Dataset entries:
_ _ _ _

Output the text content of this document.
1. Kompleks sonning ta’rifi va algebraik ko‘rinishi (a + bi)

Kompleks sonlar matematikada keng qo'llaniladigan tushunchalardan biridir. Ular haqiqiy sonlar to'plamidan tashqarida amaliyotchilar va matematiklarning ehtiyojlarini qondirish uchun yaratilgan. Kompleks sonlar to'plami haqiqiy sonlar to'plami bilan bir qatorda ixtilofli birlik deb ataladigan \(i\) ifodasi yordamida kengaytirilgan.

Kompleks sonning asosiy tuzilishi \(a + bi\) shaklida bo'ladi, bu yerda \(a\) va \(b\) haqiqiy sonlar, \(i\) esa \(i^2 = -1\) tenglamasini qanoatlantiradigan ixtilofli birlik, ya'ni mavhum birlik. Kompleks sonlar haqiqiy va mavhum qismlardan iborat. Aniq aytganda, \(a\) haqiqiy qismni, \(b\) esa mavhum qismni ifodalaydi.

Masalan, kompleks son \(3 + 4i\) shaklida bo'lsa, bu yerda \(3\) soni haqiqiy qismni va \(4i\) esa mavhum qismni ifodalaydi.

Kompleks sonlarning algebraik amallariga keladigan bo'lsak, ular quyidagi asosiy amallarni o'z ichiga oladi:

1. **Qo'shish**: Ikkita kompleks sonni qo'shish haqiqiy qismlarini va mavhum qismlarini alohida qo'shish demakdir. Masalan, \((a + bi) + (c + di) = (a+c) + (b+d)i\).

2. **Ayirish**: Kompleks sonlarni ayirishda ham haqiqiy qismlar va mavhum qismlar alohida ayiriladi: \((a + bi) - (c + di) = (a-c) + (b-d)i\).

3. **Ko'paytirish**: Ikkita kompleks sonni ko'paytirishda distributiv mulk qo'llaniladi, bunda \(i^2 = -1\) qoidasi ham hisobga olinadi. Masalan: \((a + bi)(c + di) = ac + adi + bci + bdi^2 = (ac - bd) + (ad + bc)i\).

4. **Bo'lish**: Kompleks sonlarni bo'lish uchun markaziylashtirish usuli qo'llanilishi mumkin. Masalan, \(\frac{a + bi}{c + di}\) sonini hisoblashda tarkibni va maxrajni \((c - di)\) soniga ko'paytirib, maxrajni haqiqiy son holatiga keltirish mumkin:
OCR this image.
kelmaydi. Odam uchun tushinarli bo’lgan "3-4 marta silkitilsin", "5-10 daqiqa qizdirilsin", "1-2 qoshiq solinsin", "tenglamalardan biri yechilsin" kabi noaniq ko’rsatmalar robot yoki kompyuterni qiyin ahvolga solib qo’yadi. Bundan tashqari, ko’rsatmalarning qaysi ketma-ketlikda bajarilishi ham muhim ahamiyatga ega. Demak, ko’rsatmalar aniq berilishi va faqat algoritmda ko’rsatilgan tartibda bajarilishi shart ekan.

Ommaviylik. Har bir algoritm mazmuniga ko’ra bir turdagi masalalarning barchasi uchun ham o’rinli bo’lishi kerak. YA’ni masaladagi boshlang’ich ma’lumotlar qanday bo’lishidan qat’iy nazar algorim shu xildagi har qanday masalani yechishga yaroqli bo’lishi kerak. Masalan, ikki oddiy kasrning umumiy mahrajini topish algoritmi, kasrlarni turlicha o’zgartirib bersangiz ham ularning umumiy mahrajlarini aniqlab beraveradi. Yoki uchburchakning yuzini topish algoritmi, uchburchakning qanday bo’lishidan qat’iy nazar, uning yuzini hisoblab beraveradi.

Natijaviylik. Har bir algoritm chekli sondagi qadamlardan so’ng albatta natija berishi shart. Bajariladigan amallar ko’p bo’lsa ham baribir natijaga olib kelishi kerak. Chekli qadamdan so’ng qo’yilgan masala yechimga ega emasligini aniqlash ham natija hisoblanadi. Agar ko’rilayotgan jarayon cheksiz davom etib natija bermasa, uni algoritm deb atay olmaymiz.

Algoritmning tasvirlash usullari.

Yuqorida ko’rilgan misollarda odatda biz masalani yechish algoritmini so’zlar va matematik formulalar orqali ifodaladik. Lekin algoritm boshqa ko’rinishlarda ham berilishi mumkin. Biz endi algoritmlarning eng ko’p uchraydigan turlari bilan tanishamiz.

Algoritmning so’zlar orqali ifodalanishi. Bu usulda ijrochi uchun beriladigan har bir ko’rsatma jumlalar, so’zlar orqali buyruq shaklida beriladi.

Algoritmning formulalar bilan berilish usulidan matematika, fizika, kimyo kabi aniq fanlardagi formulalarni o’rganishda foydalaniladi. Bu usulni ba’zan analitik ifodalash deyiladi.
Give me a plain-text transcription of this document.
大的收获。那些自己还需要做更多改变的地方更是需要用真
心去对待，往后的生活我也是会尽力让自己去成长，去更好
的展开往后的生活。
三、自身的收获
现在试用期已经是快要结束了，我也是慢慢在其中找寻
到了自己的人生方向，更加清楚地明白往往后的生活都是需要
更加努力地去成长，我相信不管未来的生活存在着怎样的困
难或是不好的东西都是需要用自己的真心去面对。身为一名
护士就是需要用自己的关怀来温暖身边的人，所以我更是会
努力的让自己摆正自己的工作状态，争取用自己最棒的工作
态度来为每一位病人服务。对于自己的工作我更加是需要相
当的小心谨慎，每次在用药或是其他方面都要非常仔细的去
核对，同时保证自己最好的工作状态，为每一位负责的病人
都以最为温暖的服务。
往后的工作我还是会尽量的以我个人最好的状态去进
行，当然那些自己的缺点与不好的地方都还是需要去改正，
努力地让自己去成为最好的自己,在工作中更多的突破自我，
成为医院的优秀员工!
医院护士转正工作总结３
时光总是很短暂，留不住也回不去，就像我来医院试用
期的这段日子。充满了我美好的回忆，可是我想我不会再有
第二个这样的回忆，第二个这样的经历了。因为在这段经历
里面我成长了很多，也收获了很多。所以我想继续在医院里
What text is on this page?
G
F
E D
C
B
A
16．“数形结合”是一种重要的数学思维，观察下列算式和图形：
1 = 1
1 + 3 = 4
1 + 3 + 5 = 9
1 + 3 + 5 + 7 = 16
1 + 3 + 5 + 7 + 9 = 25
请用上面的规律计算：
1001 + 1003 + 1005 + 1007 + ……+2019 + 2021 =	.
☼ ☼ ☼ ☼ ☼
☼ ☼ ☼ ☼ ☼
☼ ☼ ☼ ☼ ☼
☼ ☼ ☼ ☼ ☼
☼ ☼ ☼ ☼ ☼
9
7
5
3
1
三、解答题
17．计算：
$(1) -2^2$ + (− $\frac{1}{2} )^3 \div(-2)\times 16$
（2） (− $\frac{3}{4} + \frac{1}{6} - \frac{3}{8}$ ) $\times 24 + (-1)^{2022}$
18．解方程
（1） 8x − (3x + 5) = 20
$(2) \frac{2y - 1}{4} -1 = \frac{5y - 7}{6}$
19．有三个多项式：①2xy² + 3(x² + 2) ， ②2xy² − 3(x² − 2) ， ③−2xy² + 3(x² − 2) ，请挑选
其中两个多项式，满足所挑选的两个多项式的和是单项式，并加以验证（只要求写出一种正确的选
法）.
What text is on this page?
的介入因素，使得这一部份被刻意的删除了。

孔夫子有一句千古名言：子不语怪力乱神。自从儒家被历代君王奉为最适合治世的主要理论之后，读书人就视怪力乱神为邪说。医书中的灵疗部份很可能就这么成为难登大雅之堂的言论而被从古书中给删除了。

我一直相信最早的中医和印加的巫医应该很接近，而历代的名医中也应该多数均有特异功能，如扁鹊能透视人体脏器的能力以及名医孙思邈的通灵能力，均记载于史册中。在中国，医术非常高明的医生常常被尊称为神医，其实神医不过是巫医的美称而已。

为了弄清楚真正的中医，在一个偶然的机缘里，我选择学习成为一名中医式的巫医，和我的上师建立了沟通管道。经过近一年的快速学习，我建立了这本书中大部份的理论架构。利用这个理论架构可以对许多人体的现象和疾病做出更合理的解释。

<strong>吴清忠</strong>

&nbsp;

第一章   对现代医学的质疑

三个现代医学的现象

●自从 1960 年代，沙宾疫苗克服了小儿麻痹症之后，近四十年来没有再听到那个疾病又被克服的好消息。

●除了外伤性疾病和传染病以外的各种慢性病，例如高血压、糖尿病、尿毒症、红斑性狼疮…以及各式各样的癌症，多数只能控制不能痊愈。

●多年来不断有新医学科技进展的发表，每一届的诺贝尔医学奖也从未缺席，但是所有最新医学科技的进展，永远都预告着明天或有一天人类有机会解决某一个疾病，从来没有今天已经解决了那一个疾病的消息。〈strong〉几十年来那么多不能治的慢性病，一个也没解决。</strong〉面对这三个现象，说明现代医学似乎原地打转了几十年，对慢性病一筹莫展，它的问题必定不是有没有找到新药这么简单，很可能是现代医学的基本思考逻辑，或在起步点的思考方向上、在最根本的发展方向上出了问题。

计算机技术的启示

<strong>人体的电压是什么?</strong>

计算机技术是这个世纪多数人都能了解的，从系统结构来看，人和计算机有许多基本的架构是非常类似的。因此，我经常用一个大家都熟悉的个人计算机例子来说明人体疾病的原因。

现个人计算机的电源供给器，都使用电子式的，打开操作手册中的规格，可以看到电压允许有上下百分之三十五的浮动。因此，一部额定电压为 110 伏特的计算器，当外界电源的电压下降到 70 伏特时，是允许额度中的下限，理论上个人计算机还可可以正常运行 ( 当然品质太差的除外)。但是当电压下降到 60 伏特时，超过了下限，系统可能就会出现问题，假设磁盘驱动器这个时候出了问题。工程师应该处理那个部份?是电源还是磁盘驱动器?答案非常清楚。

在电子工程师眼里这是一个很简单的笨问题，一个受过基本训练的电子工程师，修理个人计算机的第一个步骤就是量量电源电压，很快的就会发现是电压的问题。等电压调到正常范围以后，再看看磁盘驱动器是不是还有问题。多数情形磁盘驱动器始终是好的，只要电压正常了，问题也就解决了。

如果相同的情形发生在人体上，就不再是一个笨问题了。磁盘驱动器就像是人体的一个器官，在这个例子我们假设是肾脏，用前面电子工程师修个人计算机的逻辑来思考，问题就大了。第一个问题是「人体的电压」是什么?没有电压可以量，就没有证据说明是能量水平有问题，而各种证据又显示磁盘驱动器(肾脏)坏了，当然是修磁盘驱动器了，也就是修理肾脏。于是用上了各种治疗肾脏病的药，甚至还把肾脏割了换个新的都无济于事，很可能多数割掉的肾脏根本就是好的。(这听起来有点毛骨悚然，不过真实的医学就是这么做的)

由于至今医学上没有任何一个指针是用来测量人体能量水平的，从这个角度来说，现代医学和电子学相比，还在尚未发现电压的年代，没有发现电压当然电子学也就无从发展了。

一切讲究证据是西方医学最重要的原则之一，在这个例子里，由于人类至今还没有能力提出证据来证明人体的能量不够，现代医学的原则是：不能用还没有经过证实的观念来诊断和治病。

_ _ _ _

[THE TASK] For each line of the entries that includes "text", show that line.

[THE REPLY]
Output the text content of this document.
Give me a plain-text transcription of this document.
What text is on this page?
What text is on this page?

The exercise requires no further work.